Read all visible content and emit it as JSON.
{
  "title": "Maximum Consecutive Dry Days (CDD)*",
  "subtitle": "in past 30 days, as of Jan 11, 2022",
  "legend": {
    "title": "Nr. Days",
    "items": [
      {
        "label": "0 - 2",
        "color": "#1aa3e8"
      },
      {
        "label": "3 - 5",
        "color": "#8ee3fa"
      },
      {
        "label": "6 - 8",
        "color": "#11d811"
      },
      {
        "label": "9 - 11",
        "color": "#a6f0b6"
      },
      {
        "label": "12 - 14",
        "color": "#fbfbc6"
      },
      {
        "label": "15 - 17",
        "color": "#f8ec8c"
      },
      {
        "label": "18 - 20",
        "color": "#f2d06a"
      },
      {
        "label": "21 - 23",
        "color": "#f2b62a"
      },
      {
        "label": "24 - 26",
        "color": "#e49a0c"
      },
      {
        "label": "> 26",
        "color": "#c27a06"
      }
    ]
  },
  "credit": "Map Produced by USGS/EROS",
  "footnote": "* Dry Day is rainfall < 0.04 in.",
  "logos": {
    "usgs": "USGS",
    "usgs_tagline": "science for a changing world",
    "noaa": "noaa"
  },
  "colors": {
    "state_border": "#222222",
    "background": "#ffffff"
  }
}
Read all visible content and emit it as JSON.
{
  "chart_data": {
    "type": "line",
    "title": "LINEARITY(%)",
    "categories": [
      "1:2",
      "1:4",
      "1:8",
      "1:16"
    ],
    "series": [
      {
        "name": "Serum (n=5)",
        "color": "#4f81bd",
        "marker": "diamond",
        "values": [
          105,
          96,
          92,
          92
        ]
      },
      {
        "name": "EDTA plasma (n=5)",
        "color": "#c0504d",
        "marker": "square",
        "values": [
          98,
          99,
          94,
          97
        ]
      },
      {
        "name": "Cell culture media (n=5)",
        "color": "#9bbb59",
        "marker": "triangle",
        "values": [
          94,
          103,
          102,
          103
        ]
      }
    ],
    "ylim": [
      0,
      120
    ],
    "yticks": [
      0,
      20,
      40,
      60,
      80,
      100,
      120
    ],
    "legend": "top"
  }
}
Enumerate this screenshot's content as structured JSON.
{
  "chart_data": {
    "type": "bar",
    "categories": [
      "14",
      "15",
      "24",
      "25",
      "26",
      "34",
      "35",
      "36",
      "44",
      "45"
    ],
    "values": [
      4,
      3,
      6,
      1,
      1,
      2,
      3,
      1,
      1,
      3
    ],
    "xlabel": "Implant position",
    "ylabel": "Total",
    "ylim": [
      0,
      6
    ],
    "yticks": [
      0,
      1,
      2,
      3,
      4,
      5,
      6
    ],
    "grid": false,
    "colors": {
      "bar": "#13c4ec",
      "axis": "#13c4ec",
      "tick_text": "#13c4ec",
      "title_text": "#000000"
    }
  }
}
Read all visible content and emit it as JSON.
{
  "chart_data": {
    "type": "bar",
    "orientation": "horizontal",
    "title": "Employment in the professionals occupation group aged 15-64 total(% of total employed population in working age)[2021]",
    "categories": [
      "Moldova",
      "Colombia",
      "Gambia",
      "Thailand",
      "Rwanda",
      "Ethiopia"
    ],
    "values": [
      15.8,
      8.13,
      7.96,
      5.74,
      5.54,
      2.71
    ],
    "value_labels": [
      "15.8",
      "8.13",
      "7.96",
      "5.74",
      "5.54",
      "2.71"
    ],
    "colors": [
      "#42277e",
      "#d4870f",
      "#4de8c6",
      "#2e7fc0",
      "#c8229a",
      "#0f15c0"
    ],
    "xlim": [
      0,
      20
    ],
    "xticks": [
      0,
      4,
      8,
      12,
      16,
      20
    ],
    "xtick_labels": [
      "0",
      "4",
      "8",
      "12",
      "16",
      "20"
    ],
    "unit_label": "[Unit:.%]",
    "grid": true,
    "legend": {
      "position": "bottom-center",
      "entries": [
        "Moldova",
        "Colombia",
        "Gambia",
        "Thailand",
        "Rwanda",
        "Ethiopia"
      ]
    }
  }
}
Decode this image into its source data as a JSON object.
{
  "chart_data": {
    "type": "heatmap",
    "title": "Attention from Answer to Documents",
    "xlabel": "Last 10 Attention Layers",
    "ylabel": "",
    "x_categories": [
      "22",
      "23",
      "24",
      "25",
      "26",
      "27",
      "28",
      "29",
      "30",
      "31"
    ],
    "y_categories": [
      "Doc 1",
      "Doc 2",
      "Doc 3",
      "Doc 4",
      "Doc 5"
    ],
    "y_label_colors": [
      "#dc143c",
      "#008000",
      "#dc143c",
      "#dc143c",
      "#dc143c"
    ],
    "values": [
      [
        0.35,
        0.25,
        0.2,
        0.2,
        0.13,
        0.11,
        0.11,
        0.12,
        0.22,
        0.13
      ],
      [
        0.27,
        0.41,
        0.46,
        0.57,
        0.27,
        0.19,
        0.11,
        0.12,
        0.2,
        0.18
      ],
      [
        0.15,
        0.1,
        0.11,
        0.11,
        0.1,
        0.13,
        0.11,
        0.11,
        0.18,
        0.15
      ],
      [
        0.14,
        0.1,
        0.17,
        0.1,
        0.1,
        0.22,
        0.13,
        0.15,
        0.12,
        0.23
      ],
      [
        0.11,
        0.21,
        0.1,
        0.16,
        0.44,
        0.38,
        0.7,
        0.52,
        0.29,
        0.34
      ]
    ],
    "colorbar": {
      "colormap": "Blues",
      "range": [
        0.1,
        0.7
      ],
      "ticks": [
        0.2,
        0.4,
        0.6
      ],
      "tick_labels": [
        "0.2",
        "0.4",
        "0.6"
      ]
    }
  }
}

§ OBJECTIVE:
Exactly how many lines contain "position"? State the number and nothing else.

§ RESULT OF THE TASK:
2